Stored data entries
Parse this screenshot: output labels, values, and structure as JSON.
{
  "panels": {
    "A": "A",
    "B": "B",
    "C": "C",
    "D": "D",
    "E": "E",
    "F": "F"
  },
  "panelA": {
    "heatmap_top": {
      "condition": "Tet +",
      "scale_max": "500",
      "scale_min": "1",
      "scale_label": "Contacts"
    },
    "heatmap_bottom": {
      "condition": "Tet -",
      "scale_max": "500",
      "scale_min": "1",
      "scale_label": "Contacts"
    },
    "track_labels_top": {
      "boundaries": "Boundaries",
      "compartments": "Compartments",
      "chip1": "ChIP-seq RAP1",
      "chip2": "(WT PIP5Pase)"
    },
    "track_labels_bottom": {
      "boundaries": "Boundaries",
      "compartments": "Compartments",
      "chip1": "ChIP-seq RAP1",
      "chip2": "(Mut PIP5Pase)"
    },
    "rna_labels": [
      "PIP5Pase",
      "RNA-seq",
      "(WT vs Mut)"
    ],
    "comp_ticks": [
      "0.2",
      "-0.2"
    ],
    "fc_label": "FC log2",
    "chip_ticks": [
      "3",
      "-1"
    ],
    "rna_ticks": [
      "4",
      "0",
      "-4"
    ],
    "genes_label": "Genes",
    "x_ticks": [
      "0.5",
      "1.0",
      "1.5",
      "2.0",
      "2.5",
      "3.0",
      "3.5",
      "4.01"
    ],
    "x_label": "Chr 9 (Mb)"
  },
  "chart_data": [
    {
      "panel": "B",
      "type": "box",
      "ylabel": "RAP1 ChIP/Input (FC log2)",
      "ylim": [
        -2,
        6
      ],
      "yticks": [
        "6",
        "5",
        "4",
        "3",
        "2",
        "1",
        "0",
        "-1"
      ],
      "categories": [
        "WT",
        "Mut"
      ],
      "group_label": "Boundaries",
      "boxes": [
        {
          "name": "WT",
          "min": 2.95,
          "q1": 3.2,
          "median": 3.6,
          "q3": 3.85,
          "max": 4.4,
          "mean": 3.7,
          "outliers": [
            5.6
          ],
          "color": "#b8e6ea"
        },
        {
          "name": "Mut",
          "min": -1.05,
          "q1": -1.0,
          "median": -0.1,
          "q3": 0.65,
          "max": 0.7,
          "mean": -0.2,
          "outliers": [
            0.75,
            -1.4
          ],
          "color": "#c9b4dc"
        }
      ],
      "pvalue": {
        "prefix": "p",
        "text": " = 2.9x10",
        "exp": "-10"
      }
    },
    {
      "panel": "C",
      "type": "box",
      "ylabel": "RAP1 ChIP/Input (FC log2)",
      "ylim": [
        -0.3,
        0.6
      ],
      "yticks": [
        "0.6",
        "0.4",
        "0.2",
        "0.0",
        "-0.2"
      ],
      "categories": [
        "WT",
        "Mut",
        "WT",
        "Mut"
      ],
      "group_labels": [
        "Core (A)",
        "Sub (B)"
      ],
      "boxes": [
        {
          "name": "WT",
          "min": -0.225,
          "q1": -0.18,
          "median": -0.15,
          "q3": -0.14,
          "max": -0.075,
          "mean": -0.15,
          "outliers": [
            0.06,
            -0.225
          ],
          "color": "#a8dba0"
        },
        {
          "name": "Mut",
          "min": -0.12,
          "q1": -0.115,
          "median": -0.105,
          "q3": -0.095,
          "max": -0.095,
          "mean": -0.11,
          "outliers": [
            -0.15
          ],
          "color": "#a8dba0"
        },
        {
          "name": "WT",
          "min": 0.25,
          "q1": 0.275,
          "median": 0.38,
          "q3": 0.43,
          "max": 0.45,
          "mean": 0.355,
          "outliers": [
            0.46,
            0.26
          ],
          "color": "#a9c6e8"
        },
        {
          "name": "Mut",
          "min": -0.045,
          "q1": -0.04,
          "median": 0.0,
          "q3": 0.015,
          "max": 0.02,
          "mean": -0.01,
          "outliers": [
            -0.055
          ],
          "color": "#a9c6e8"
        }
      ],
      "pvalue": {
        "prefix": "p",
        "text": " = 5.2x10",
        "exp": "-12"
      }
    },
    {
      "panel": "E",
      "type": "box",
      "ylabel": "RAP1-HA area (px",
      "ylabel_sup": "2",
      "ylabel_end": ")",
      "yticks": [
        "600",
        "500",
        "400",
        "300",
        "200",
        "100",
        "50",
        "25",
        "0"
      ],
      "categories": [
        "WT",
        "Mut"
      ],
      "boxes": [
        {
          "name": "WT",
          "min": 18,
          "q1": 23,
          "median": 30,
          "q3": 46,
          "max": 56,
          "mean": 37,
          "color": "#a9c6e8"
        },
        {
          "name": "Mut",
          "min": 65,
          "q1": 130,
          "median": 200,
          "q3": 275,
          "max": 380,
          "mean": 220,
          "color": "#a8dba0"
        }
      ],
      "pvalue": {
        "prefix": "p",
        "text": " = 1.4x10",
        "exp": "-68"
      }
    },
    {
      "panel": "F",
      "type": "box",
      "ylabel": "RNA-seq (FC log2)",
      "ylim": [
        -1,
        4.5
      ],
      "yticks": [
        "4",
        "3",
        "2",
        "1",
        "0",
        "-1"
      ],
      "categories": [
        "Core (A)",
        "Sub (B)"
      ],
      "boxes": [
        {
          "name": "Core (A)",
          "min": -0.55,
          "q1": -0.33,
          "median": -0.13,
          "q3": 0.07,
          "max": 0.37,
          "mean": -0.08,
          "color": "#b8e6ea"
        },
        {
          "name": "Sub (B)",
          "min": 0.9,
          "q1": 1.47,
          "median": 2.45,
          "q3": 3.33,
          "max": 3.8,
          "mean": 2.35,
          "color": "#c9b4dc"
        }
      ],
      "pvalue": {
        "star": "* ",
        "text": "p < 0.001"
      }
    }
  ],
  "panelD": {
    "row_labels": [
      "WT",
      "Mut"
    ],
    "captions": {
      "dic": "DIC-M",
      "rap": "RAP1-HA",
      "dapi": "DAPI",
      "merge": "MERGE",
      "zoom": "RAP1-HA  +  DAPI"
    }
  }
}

PROBLEM DESCRIPTION -> Write all the entries out again exactly as they are.

SOLUTION FOR THIS TASK ->
Parse this screenshot: output labels, values, and structure as JSON.
{
  "panels": {
    "A": "A",
    "B": "B",
    "C": "C",
    "D": "D",
    "E": "E",
    "F": "F"
  },
  "panelA": {
    "heatmap_top": {
      "condition": "Tet +",
      "scale_max": "500",
      "scale_min": "1",
      "scale_label": "Contacts"
    },
    "heatmap_bottom": {
      "condition": "Tet -",
      "scale_max": "500",
      "scale_min": "1",
      "scale_label": "Contacts"
    },
    "track_labels_top": {
      "boundaries": "Boundaries",
      "compartments": "Compartments",
      "chip1": "ChIP-seq RAP1",
      "chip2": "(WT PIP5Pase)"
    },
    "track_labels_bottom": {
      "boundaries": "Boundaries",
      "compartments": "Compartments",
      "chip1": "ChIP-seq RAP1",
      "chip2": "(Mut PIP5Pase)"
    },
    "rna_labels": [
      "PIP5Pase",
      "RNA-seq",
      "(WT vs Mut)"
    ],
    "comp_ticks": [
      "0.2",
      "-0.2"
    ],
    "fc_label": "FC log2",
    "chip_ticks": [
      "3",
      "-1"
    ],
    "rna_ticks": [
      "4",
      "0",
      "-4"
    ],
    "genes_label": "Genes",
    "x_ticks": [
      "0.5",
      "1.0",
      "1.5",
      "2.0",
      "2.5",
      "3.0",
      "3.5",
      "4.01"
    ],
    "x_label": "Chr 9 (Mb)"
  },
  "chart_data": [
    {
      "panel": "B",
      "type": "box",
      "ylabel": "RAP1 ChIP/Input (FC log2)",
      "ylim": [
        -2,
        6
      ],
      "yticks": [
        "6",
        "5",
        "4",
        "3",
        "2",
        "1",
        "0",
        "-1"
      ],
      "categories": [
        "WT",
        "Mut"
      ],
      "group_label": "Boundaries",
      "boxes": [
        {
          "name": "WT",
          "min": 2.95,
          "q1": 3.2,
          "median": 3.6,
          "q3": 3.85,
          "max": 4.4,
          "mean": 3.7,
          "outliers": [
            5.6
          ],
          "color": "#b8e6ea"
        },
        {
          "name": "Mut",
          "min": -1.05,
          "q1": -1.0,
          "median": -0.1,
          "q3": 0.65,
          "max": 0.7,
          "mean": -0.2,
          "outliers": [
            0.75,
            -1.4
          ],
          "color": "#c9b4dc"
        }
      ],
      "pvalue": {
        "prefix": "p",
        "text": " = 2.9x10",
        "exp": "-10"
      }
    },
    {
      "panel": "C",
      "type": "box",
      "ylabel": "RAP1 ChIP/Input (FC log2)",
      "ylim": [
        -0.3,
        0.6
      ],
      "yticks": [
        "0.6",
        "0.4",
        "0.2",
        "0.0",
        "-0.2"
      ],
      "categories": [
        "WT",
        "Mut",
        "WT",
        "Mut"
      ],
      "group_labels": [
        "Core (A)",
        "Sub (B)"
      ],
      "boxes": [
        {
          "name": "WT",
          "min": -0.225,
          "q1": -0.18,
          "median": -0.15,
          "q3": -0.14,
          "max": -0.075,
          "mean": -0.15,
          "outliers": [
            0.06,
            -0.225
          ],
          "color": "#a8dba0"
        },
        {
          "name": "Mut",
          "min": -0.12,
          "q1": -0.115,
          "median": -0.105,
          "q3": -0.095,
          "max": -0.095,
          "mean": -0.11,
          "outliers": [
            -0.15
          ],
          "color": "#a8dba0"
        },
        {
          "name": "WT",
          "min": 0.25,
          "q1": 0.275,
          "median": 0.38,
          "q3": 0.43,
          "max": 0.45,
          "mean": 0.355,
          "outliers": [
            0.46,
            0.26
          ],
          "color": "#a9c6e8"
        },
        {
          "name": "Mut",
          "min": -0.045,
          "q1": -0.04,
          "median": 0.0,
          "q3": 0.015,
          "max": 0.02,
          "mean": -0.01,
          "outliers": [
            -0.055
          ],
          "color": "#a9c6e8"
        }
      ],
      "pvalue": {
        "prefix": "p",
        "text": " = 5.2x10",
        "exp": "-12"
      }
    },
    {
      "panel": "E",
      "type": "box",
      "ylabel": "RAP1-HA area (px",
      "ylabel_sup": "2",
      "ylabel_end": ")",
      "yticks": [
        "600",
        "500",
        "400",
        "300",
        "200",
        "100",
        "50",
        "25",
        "0"
      ],
      "categories": [
        "WT",
        "Mut"
      ],
      "boxes": [
        {
          "name": "WT",
          "min": 18,
          "q1": 23,
          "median": 30,
          "q3": 46,
          "max": 56,
          "mean": 37,
          "color": "#a9c6e8"
        },
        {
          "name": "Mut",
          "min": 65,
          "q1": 130,
          "median": 200,
          "q3": 275,
          "max": 380,
          "mean": 220,
          "color": "#a8dba0"
        }
      ],
      "pvalue": {
        "prefix": "p",
        "text": " = 1.4x10",
        "exp": "-68"
      }
    },
    {
      "panel": "F",
      "type": "box",
      "ylabel": "RNA-seq (FC log2)",
      "ylim": [
        -1,
        4.5
      ],
      "yticks": [
        "4",
        "3",
        "2",
        "1",
        "0",
        "-1"
      ],
      "categories": [
        "Core (A)",
        "Sub (B)"
      ],
      "boxes": [
        {
          "name": "Core (A)",
          "min": -0.55,
          "q1": -0.33,
          "median": -0.13,
          "q3": 0.07,
          "max": 0.37,
          "mean": -0.08,
          "color": "#b8e6ea"
        },
        {
          "name": "Sub (B)",
          "min": 0.9,
          "q1": 1.47,
          "median": 2.45,
          "q3": 3.33,
          "max": 3.8,
          "mean": 2.35,
          "color": "#c9b4dc"
        }
      ],
      "pvalue": {
        "star": "* ",
        "text": "p < 0.001"
      }
    }
  ],
  "panelD": {
    "row_labels": [
      "WT",
      "Mut"
    ],
    "captions": {
      "dic": "DIC-M",
      "rap": "RAP1-HA",
      "dapi": "DAPI",
      "merge": "MERGE",
      "zoom": "RAP1-HA  +  DAPI"
    }
  }
}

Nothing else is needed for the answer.